■ **Exercise objective**
Here are some records; quote them exactly, leaving out the pictures.

■ **Task material**
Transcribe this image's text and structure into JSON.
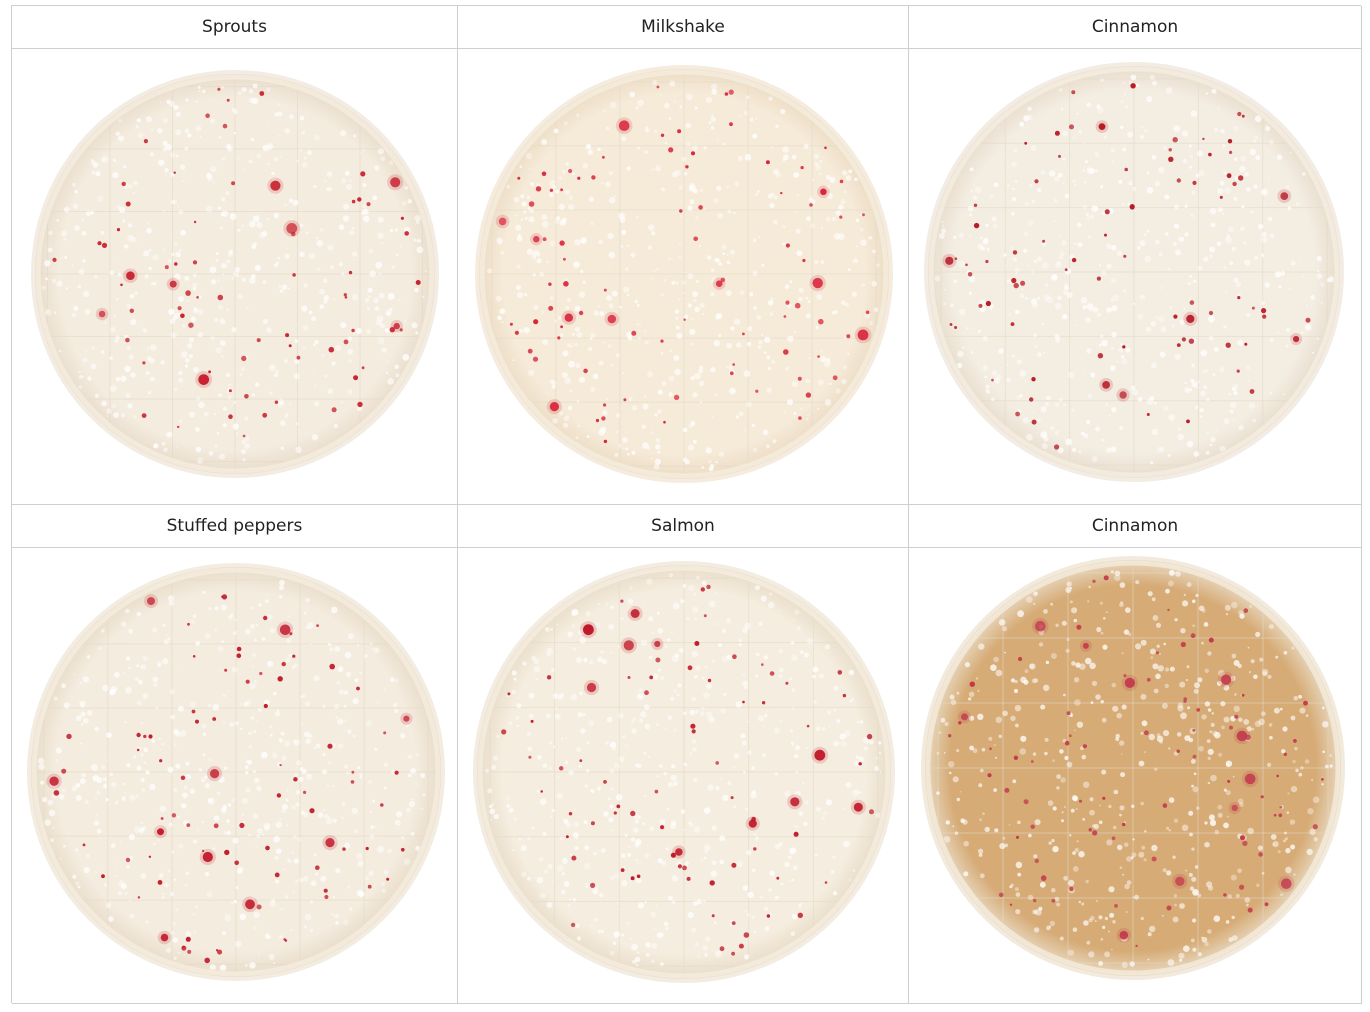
{
  "plates": [
    {
      "label": "Sprouts",
      "fill": "#f4ecdf",
      "edge": "#e9dccb",
      "dot": "#c8202e"
    },
    {
      "label": "Milkshake",
      "fill": "#f6ebd9",
      "edge": "#ecdcc4",
      "dot": "#d8253a"
    },
    {
      "label": "Cinnamon",
      "fill": "#f4ede2",
      "edge": "#e8ddcd",
      "dot": "#b81a26"
    },
    {
      "label": "Stuffed peppers",
      "fill": "#f4ecdf",
      "edge": "#e9dcc9",
      "dot": "#c41c2c"
    },
    {
      "label": "Salmon",
      "fill": "#f5eddf",
      "edge": "#e9dcc8",
      "dot": "#c01a2a"
    },
    {
      "label": "Cinnamon",
      "fill": "#d6ab76",
      "edge": "#e8d8bf",
      "dot": "#c2364a"
    }
  ],
  "colors": {
    "grid_line": "#cfcfcf",
    "text": "#222222",
    "bubble": "#ffffff"
  }
}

■ **Exercise answer**
Transcribe this image's text and structure into JSON.
{
  "plates": [
    {
      "label": "Sprouts",
      "fill": "#f4ecdf",
      "edge": "#e9dccb",
      "dot": "#c8202e"
    },
    {
      "label": "Milkshake",
      "fill": "#f6ebd9",
      "edge": "#ecdcc4",
      "dot": "#d8253a"
    },
    {
      "label": "Cinnamon",
      "fill": "#f4ede2",
      "edge": "#e8ddcd",
      "dot": "#b81a26"
    },
    {
      "label": "Stuffed peppers",
      "fill": "#f4ecdf",
      "edge": "#e9dcc9",
      "dot": "#c41c2c"
    },
    {
      "label": "Salmon",
      "fill": "#f5eddf",
      "edge": "#e9dcc8",
      "dot": "#c01a2a"
    },
    {
      "label": "Cinnamon",
      "fill": "#d6ab76",
      "edge": "#e8d8bf",
      "dot": "#c2364a"
    }
  ],
  "colors": {
    "grid_line": "#cfcfcf",
    "text": "#222222",
    "bubble": "#ffffff"
  }
}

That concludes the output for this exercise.